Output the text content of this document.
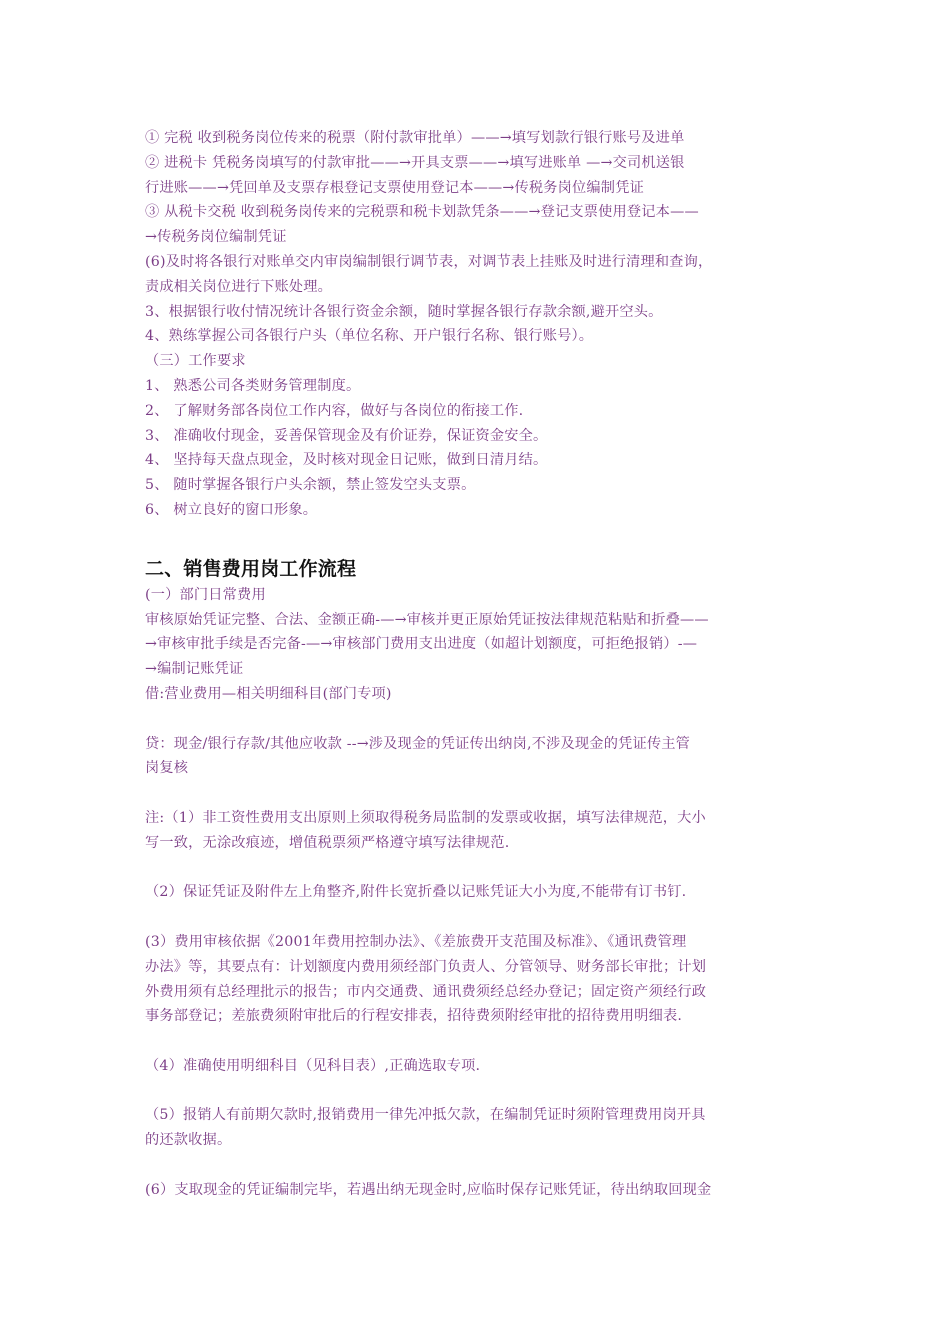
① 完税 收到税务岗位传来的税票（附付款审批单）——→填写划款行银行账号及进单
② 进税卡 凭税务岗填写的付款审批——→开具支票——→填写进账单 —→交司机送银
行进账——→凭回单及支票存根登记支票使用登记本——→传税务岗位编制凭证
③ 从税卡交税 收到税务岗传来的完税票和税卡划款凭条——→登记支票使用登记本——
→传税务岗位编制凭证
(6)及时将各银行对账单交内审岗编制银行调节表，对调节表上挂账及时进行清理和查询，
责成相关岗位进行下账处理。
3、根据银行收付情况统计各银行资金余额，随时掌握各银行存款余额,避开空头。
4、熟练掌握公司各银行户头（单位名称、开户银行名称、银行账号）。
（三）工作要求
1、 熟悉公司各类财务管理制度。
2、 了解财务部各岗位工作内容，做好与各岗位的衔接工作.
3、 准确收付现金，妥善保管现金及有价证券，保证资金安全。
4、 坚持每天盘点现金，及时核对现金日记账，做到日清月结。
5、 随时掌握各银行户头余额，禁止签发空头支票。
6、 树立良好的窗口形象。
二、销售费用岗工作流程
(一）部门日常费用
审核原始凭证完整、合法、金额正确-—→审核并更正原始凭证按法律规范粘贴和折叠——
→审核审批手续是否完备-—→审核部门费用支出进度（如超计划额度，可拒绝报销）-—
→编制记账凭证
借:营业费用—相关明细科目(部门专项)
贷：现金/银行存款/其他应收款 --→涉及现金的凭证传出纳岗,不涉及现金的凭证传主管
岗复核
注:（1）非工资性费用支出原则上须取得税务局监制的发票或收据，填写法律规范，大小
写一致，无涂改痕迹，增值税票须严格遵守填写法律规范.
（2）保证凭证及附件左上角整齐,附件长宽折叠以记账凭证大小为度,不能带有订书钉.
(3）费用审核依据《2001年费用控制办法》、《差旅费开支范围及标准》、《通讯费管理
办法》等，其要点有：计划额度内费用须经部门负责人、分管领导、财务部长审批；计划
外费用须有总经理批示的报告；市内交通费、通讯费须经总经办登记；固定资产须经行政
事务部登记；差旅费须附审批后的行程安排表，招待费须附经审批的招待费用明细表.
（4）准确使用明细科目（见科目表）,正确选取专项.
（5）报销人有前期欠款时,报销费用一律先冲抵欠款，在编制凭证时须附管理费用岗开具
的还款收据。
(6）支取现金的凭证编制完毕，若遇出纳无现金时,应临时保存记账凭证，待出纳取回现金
-=-=-
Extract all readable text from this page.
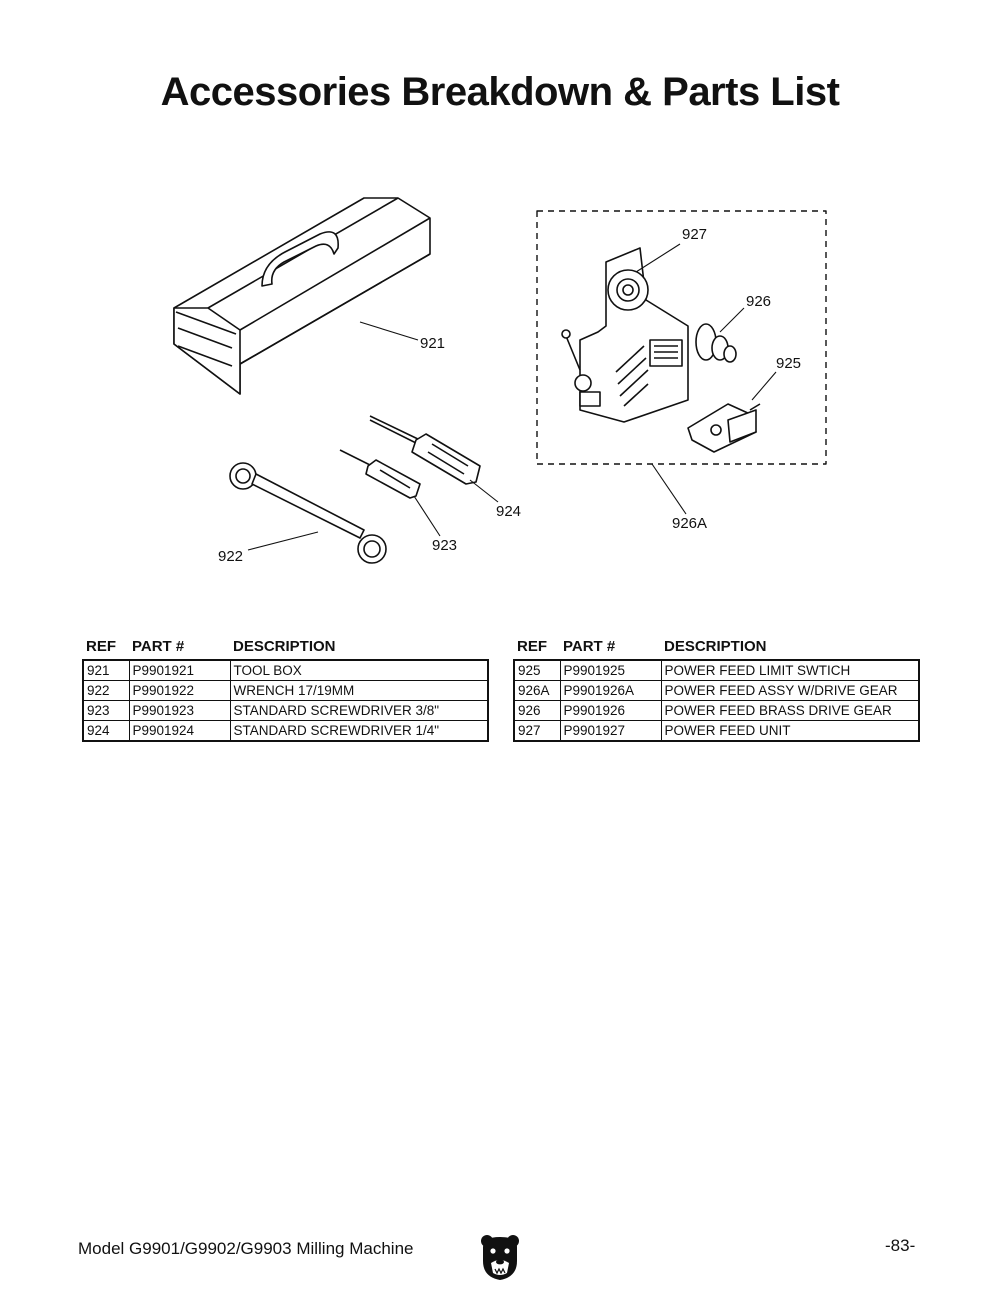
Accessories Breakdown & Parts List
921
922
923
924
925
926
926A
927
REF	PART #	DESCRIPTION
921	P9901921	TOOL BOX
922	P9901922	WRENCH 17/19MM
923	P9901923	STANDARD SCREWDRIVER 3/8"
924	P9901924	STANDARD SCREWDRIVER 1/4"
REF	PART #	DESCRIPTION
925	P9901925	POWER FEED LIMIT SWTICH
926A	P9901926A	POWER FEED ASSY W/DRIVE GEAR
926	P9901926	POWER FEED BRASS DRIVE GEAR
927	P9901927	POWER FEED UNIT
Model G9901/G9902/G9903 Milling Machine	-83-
-=-=-
Copy every line that includes the string "传税务岗位编制凭证" from the material above.

*REPLY*
行进账——→凭回单及支票存根登记支票使用登记本——→传税务岗位编制凭证
→传税务岗位编制凭证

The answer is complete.